Exercise =
Repeat every line below exactly, word for word.

Working data =
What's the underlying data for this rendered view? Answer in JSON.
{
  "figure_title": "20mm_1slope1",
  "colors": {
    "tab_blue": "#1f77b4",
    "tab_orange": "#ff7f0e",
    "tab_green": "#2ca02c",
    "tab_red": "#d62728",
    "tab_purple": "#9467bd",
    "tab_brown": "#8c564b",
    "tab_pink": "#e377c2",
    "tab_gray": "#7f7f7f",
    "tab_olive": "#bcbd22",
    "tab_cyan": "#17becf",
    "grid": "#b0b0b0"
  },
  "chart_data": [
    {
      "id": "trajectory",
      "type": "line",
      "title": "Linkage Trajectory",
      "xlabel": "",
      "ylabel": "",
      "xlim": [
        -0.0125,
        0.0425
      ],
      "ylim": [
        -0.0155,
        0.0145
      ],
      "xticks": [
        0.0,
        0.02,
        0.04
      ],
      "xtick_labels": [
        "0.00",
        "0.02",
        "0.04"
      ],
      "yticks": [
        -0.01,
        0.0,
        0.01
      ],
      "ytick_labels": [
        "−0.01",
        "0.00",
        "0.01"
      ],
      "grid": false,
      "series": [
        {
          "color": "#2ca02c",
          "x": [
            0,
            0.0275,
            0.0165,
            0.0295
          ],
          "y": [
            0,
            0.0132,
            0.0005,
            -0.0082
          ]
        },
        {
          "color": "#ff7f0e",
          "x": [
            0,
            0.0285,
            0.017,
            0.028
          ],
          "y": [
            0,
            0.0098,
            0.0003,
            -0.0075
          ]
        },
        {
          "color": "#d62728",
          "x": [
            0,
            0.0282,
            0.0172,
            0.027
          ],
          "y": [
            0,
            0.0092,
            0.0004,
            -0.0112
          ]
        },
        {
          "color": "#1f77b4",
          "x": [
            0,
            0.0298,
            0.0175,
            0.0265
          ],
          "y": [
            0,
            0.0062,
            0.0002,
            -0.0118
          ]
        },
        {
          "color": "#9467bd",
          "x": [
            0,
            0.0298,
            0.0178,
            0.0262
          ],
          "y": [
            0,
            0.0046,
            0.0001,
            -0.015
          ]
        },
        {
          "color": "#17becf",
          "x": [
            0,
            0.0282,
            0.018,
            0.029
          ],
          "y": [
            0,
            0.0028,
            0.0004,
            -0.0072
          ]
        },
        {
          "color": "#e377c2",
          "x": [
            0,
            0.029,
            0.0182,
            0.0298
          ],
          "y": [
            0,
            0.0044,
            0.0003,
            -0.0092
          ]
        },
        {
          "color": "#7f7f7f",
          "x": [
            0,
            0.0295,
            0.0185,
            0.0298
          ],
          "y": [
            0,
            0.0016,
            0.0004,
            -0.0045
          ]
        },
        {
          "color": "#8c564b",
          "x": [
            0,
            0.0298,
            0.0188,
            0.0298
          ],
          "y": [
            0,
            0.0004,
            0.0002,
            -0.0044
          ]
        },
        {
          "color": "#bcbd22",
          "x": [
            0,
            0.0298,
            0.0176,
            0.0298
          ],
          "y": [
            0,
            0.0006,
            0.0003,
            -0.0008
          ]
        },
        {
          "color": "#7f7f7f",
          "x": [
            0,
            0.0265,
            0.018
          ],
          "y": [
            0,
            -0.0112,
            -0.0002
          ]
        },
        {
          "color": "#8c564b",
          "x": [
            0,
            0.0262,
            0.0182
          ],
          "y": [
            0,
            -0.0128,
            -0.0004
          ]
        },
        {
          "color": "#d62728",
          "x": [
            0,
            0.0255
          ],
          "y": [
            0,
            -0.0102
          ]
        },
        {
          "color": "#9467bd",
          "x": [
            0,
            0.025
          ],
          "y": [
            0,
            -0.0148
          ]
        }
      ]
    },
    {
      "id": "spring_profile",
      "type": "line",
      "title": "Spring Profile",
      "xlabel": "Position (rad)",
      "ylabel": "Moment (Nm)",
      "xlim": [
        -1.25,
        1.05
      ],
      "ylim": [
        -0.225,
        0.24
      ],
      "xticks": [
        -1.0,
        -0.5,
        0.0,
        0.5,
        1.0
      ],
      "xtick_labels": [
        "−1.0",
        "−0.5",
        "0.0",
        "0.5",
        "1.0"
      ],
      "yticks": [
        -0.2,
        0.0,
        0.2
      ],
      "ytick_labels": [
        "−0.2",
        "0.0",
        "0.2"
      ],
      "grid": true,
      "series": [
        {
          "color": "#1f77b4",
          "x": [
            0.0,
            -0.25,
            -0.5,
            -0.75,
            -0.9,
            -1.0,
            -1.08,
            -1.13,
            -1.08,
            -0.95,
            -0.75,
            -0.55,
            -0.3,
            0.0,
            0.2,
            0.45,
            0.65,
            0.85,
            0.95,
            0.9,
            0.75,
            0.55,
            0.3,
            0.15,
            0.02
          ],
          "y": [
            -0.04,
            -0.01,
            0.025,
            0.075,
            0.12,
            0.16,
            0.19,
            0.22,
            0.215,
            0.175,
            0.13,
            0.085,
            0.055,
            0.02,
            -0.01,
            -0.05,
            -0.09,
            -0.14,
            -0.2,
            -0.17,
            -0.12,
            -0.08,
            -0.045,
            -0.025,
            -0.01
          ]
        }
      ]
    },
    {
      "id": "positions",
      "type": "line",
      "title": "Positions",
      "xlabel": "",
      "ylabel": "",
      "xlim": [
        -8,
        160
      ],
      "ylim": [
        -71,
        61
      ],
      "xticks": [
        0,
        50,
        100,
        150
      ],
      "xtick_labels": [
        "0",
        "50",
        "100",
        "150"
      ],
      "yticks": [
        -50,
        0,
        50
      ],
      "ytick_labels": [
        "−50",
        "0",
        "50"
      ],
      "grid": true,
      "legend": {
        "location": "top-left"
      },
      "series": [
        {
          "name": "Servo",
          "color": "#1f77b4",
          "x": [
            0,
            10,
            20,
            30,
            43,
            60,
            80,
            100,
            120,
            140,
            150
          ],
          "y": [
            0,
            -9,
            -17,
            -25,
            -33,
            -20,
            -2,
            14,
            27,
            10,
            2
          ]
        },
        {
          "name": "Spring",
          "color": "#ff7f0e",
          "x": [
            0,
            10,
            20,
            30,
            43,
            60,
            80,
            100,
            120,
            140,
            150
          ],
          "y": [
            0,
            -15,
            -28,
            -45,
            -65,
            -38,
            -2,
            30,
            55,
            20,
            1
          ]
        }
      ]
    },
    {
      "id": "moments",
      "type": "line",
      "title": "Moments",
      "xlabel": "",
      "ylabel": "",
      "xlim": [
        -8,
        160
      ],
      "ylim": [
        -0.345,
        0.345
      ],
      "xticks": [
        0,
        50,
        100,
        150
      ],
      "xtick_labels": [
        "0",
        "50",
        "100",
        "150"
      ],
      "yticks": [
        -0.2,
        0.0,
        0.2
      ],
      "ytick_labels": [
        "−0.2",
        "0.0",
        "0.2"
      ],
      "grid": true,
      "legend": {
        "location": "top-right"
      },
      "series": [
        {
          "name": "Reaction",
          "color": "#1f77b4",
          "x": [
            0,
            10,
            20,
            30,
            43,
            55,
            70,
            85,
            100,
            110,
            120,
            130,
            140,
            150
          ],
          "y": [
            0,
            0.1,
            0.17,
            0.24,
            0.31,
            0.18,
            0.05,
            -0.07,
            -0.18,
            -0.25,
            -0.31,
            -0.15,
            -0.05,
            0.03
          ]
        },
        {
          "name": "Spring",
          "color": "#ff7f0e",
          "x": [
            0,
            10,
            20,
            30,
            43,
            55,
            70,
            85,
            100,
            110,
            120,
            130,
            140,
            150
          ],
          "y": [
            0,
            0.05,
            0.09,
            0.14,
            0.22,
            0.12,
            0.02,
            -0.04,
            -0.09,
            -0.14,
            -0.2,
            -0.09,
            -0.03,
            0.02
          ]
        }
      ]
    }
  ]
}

Solved problem =
What's the underlying data for this rendered view? Answer in JSON.
{
  "figure_title": "20mm_1slope1",
  "colors": {
    "tab_blue": "#1f77b4",
    "tab_orange": "#ff7f0e",
    "tab_green": "#2ca02c",
    "tab_red": "#d62728",
    "tab_purple": "#9467bd",
    "tab_brown": "#8c564b",
    "tab_pink": "#e377c2",
    "tab_gray": "#7f7f7f",
    "tab_olive": "#bcbd22",
    "tab_cyan": "#17becf",
    "grid": "#b0b0b0"
  },
  "chart_data": [
    {
      "id": "trajectory",
      "type": "line",
      "title": "Linkage Trajectory",
      "xlabel": "",
      "ylabel": "",
      "xlim": [
        -0.0125,
        0.0425
      ],
      "ylim": [
        -0.0155,
        0.0145
      ],
      "xticks": [
        0.0,
        0.02,
        0.04
      ],
      "xtick_labels": [
        "0.00",
        "0.02",
        "0.04"
      ],
      "yticks": [
        -0.01,
        0.0,
        0.01
      ],
      "ytick_labels": [
        "−0.01",
        "0.00",
        "0.01"
      ],
      "grid": false,
      "series": [
        {
          "color": "#2ca02c",
          "x": [
            0,
            0.0275,
            0.0165,
            0.0295
          ],
          "y": [
            0,
            0.0132,
            0.0005,
            -0.0082
          ]
        },
        {
          "color": "#ff7f0e",
          "x": [
            0,
            0.0285,
            0.017,
            0.028
          ],
          "y": [
            0,
            0.0098,
            0.0003,
            -0.0075
          ]
        },
        {
          "color": "#d62728",
          "x": [
            0,
            0.0282,
            0.0172,
            0.027
          ],
          "y": [
            0,
            0.0092,
            0.0004,
            -0.0112
          ]
        },
        {
          "color": "#1f77b4",
          "x": [
            0,
            0.0298,
            0.0175,
            0.0265
          ],
          "y": [
            0,
            0.0062,
            0.0002,
            -0.0118
          ]
        },
        {
          "color": "#9467bd",
          "x": [
            0,
            0.0298,
            0.0178,
            0.0262
          ],
          "y": [
            0,
            0.0046,
            0.0001,
            -0.015
          ]
        },
        {
          "color": "#17becf",
          "x": [
            0,
            0.0282,
            0.018,
            0.029
          ],
          "y": [
            0,
            0.0028,
            0.0004,
            -0.0072
          ]
        },
        {
          "color": "#e377c2",
          "x": [
            0,
            0.029,
            0.0182,
            0.0298
          ],
          "y": [
            0,
            0.0044,
            0.0003,
            -0.0092
          ]
        },
        {
          "color": "#7f7f7f",
          "x": [
            0,
            0.0295,
            0.0185,
            0.0298
          ],
          "y": [
            0,
            0.0016,
            0.0004,
            -0.0045
          ]
        },
        {
          "color": "#8c564b",
          "x": [
            0,
            0.0298,
            0.0188,
            0.0298
          ],
          "y": [
            0,
            0.0004,
            0.0002,
            -0.0044
          ]
        },
        {
          "color": "#bcbd22",
          "x": [
            0,
            0.0298,
            0.0176,
            0.0298
          ],
          "y": [
            0,
            0.0006,
            0.0003,
            -0.0008
          ]
        },
        {
          "color": "#7f7f7f",
          "x": [
            0,
            0.0265,
            0.018
          ],
          "y": [
            0,
            -0.0112,
            -0.0002
          ]
        },
        {
          "color": "#8c564b",
          "x": [
            0,
            0.0262,
            0.0182
          ],
          "y": [
            0,
            -0.0128,
            -0.0004
          ]
        },
        {
          "color": "#d62728",
          "x": [
            0,
            0.0255
          ],
          "y": [
            0,
            -0.0102
          ]
        },
        {
          "color": "#9467bd",
          "x": [
            0,
            0.025
          ],
          "y": [
            0,
            -0.0148
          ]
        }
      ]
    },
    {
      "id": "spring_profile",
      "type": "line",
      "title": "Spring Profile",
      "xlabel": "Position (rad)",
      "ylabel": "Moment (Nm)",
      "xlim": [
        -1.25,
        1.05
      ],
      "ylim": [
        -0.225,
        0.24
      ],
      "xticks": [
        -1.0,
        -0.5,
        0.0,
        0.5,
        1.0
      ],
      "xtick_labels": [
        "−1.0",
        "−0.5",
        "0.0",
        "0.5",
        "1.0"
      ],
      "yticks": [
        -0.2,
        0.0,
        0.2
      ],
      "ytick_labels": [
        "−0.2",
        "0.0",
        "0.2"
      ],
      "grid": true,
      "series": [
        {
          "color": "#1f77b4",
          "x": [
            0.0,
            -0.25,
            -0.5,
            -0.75,
            -0.9,
            -1.0,
            -1.08,
            -1.13,
            -1.08,
            -0.95,
            -0.75,
            -0.55,
            -0.3,
            0.0,
            0.2,
            0.45,
            0.65,
            0.85,
            0.95,
            0.9,
            0.75,
            0.55,
            0.3,
            0.15,
            0.02
          ],
          "y": [
            -0.04,
            -0.01,
            0.025,
            0.075,
            0.12,
            0.16,
            0.19,
            0.22,
            0.215,
            0.175,
            0.13,
            0.085,
            0.055,
            0.02,
            -0.01,
            -0.05,
            -0.09,
            -0.14,
            -0.2,
            -0.17,
            -0.12,
            -0.08,
            -0.045,
            -0.025,
            -0.01
          ]
        }
      ]
    },
    {
      "id": "positions",
      "type": "line",
      "title": "Positions",
      "xlabel": "",
      "ylabel": "",
      "xlim": [
        -8,
        160
      ],
      "ylim": [
        -71,
        61
      ],
      "xticks": [
        0,
        50,
        100,
        150
      ],
      "xtick_labels": [
        "0",
        "50",
        "100",
        "150"
      ],
      "yticks": [
        -50,
        0,
        50
      ],
      "ytick_labels": [
        "−50",
        "0",
        "50"
      ],
      "grid": true,
      "legend": {
        "location": "top-left"
      },
      "series": [
        {
          "name": "Servo",
          "color": "#1f77b4",
          "x": [
            0,
            10,
            20,
            30,
            43,
            60,
            80,
            100,
            120,
            140,
            150
          ],
          "y": [
            0,
            -9,
            -17,
            -25,
            -33,
            -20,
            -2,
            14,
            27,
            10,
            2
          ]
        },
        {
          "name": "Spring",
          "color": "#ff7f0e",
          "x": [
            0,
            10,
            20,
            30,
            43,
            60,
            80,
            100,
            120,
            140,
            150
          ],
          "y": [
            0,
            -15,
            -28,
            -45,
            -65,
            -38,
            -2,
            30,
            55,
            20,
            1
          ]
        }
      ]
    },
    {
      "id": "moments",
      "type": "line",
      "title": "Moments",
      "xlabel": "",
      "ylabel": "",
      "xlim": [
        -8,
        160
      ],
      "ylim": [
        -0.345,
        0.345
      ],
      "xticks": [
        0,
        50,
        100,
        150
      ],
      "xtick_labels": [
        "0",
        "50",
        "100",
        "150"
      ],
      "yticks": [
        -0.2,
        0.0,
        0.2
      ],
      "ytick_labels": [
        "−0.2",
        "0.0",
        "0.2"
      ],
      "grid": true,
      "legend": {
        "location": "top-right"
      },
      "series": [
        {
          "name": "Reaction",
          "color": "#1f77b4",
          "x": [
            0,
            10,
            20,
            30,
            43,
            55,
            70,
            85,
            100,
            110,
            120,
            130,
            140,
            150
          ],
          "y": [
            0,
            0.1,
            0.17,
            0.24,
            0.31,
            0.18,
            0.05,
            -0.07,
            -0.18,
            -0.25,
            -0.31,
            -0.15,
            -0.05,
            0.03
          ]
        },
        {
          "name": "Spring",
          "color": "#ff7f0e",
          "x": [
            0,
            10,
            20,
            30,
            43,
            55,
            70,
            85,
            100,
            110,
            120,
            130,
            140,
            150
          ],
          "y": [
            0,
            0.05,
            0.09,
            0.14,
            0.22,
            0.12,
            0.02,
            -0.04,
            -0.09,
            -0.14,
            -0.2,
            -0.09,
            -0.03,
            0.02
          ]
        }
      ]
    }
  ]
}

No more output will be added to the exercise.